The problem:
Within this material, how many lines have the string "into" in them? The answer is a number, with nothing added.

[Data records]
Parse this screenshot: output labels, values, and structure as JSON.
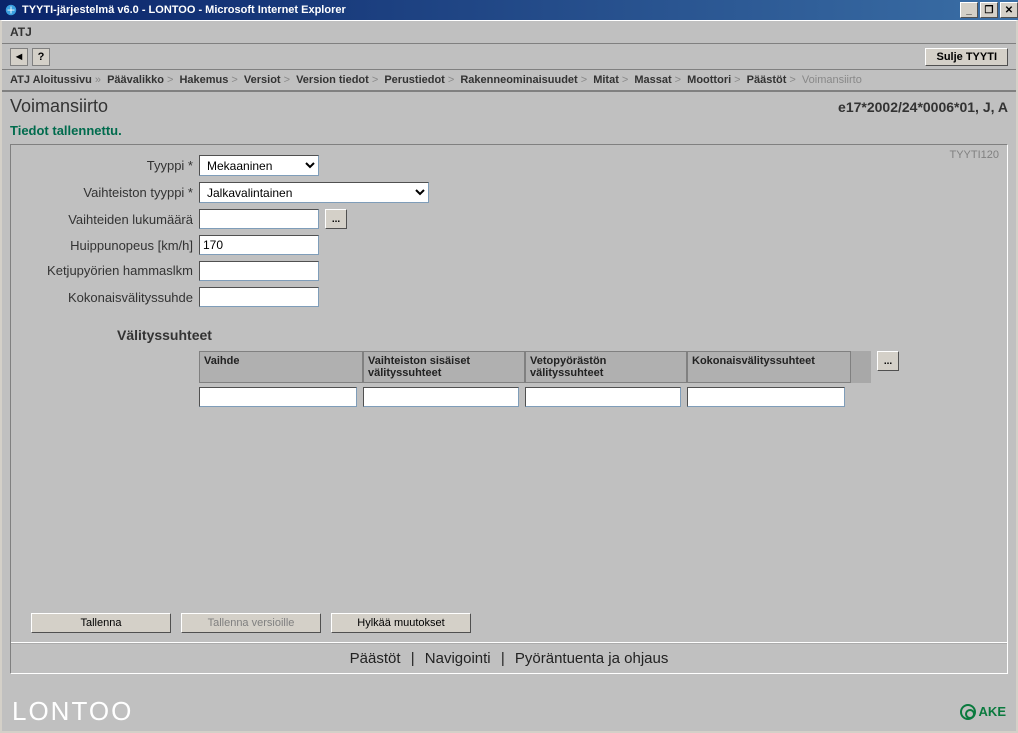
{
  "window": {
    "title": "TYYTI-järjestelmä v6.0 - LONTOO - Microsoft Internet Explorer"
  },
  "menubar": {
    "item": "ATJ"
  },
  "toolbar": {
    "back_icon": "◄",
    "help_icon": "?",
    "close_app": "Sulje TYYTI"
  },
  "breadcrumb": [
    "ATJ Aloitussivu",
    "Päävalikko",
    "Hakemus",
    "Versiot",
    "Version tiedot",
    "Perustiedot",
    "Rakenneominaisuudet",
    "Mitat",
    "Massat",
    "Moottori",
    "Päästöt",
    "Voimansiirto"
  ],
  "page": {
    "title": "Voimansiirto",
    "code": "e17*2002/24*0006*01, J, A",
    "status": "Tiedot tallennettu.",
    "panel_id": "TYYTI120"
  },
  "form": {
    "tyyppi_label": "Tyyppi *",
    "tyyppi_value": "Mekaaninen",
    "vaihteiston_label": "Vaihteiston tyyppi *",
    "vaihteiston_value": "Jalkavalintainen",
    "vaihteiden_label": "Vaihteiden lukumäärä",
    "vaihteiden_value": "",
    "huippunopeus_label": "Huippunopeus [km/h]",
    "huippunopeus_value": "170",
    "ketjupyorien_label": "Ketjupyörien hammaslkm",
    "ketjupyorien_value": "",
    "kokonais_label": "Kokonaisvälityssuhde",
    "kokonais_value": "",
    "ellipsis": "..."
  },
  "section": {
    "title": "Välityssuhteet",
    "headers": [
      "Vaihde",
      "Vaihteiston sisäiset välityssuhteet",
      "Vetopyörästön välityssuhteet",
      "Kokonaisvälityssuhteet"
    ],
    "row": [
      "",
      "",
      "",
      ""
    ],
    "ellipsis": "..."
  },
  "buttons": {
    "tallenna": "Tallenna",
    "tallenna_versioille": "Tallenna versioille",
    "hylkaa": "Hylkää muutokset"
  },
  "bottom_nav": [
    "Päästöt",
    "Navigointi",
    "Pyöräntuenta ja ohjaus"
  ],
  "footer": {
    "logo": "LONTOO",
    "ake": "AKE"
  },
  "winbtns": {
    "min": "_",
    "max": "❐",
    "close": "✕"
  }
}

---

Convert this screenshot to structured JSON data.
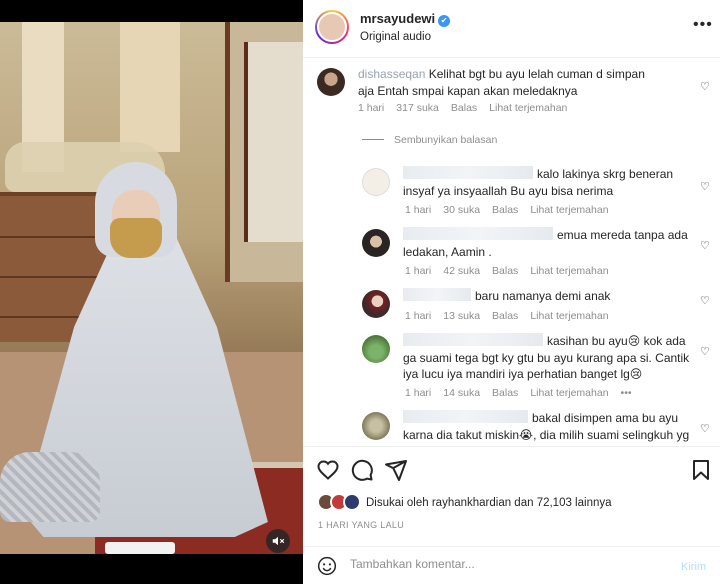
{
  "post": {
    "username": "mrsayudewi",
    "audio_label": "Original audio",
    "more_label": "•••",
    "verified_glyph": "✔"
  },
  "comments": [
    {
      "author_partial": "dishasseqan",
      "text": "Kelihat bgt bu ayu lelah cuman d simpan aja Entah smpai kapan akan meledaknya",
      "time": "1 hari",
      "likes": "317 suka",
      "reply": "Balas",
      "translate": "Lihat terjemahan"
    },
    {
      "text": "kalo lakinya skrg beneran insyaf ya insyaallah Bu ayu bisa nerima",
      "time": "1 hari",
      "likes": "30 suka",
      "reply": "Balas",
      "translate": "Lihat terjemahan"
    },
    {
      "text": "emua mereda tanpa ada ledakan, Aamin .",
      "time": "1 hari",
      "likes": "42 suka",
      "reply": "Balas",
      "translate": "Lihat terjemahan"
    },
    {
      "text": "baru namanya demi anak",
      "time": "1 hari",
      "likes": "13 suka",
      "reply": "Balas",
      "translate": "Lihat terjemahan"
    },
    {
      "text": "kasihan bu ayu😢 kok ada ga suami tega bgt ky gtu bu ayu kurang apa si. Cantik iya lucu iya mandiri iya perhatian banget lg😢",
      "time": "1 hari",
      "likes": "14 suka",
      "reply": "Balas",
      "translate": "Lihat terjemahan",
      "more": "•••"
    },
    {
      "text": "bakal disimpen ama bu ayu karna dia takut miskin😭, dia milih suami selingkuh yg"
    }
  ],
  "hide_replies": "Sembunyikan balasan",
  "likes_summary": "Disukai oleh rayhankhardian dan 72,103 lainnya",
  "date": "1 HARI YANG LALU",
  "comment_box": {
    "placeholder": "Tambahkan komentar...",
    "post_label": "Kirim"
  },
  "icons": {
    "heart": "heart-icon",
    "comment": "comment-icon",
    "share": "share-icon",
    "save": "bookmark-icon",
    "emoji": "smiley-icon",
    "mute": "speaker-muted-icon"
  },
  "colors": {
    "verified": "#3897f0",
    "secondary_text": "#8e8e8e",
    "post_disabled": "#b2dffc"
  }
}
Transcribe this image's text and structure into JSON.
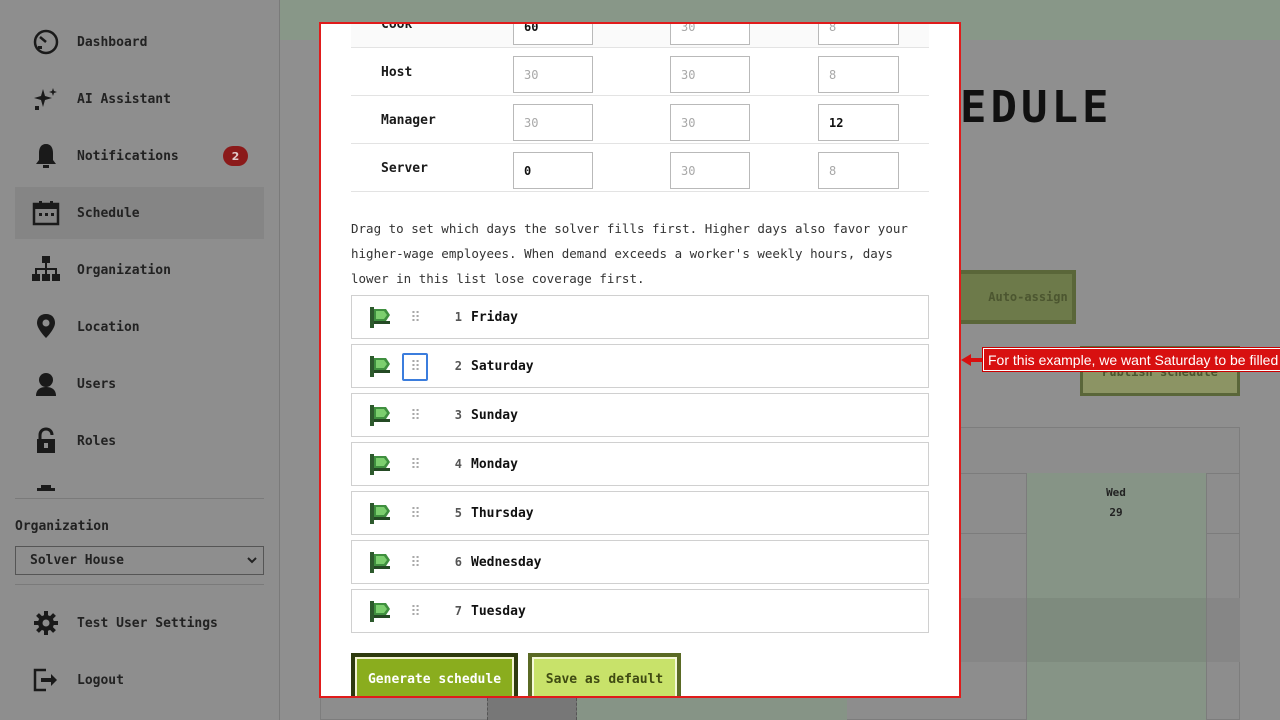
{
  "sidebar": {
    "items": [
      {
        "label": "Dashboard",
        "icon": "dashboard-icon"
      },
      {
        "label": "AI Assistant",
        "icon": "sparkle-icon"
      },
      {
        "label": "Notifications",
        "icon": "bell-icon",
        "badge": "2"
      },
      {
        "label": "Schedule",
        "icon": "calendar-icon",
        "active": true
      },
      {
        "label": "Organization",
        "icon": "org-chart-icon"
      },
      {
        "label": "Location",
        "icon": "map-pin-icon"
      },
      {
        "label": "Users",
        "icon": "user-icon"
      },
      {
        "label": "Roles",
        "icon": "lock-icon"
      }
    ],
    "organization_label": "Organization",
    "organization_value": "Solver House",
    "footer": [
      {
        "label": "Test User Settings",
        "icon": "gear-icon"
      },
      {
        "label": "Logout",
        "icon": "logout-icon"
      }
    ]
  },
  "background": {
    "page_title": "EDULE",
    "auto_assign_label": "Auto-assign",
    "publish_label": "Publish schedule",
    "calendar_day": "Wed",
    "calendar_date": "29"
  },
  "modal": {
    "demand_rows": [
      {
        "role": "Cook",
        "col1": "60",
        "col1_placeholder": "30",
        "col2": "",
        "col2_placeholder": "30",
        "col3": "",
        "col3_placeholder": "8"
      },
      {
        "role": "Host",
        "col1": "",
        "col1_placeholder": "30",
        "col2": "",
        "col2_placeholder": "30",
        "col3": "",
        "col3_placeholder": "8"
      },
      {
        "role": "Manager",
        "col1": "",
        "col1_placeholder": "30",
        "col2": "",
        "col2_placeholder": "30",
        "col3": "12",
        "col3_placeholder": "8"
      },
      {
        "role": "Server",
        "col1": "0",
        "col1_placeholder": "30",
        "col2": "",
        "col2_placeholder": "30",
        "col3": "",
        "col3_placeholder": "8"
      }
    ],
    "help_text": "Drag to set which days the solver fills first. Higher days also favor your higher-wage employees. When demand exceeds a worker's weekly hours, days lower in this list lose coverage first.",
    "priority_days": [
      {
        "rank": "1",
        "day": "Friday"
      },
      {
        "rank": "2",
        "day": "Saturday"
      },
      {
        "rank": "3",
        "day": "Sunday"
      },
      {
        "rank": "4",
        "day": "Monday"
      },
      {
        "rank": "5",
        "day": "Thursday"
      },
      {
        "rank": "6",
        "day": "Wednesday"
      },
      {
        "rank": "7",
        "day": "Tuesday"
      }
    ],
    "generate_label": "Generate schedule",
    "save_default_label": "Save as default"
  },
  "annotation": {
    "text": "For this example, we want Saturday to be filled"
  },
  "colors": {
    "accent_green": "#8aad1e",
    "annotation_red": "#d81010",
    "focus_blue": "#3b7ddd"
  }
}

--

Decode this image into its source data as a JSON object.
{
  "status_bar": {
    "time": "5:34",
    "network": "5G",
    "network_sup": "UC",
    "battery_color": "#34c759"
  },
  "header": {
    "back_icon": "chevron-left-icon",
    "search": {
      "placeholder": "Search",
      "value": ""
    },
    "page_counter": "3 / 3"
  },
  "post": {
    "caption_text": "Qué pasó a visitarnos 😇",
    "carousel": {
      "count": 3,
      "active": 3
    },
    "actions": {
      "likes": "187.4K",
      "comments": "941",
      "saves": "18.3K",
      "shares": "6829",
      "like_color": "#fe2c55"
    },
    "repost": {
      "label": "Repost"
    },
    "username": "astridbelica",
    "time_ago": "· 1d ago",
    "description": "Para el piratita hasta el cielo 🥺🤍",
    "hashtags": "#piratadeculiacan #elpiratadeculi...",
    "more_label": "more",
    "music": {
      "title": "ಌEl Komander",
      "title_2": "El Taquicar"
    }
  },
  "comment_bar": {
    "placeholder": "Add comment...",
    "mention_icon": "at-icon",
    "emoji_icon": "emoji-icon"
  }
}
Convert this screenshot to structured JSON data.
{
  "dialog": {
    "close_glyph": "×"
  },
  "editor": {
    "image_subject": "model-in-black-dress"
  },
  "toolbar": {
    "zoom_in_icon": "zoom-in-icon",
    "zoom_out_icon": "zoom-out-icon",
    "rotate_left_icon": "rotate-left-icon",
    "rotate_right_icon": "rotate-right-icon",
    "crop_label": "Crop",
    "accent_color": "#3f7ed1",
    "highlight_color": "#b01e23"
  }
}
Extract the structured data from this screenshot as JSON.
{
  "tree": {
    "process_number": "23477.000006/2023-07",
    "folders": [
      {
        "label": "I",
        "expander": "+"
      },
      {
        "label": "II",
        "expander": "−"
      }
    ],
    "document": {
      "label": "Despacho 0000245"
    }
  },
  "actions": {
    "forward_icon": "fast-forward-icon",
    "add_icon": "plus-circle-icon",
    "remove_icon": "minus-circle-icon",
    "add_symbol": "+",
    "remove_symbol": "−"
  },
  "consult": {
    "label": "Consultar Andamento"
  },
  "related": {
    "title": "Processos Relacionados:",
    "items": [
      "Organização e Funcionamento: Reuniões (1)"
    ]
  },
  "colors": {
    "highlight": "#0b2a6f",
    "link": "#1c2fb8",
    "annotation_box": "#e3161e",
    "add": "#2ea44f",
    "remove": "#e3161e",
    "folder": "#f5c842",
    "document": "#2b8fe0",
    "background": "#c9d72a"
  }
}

Finished task:
2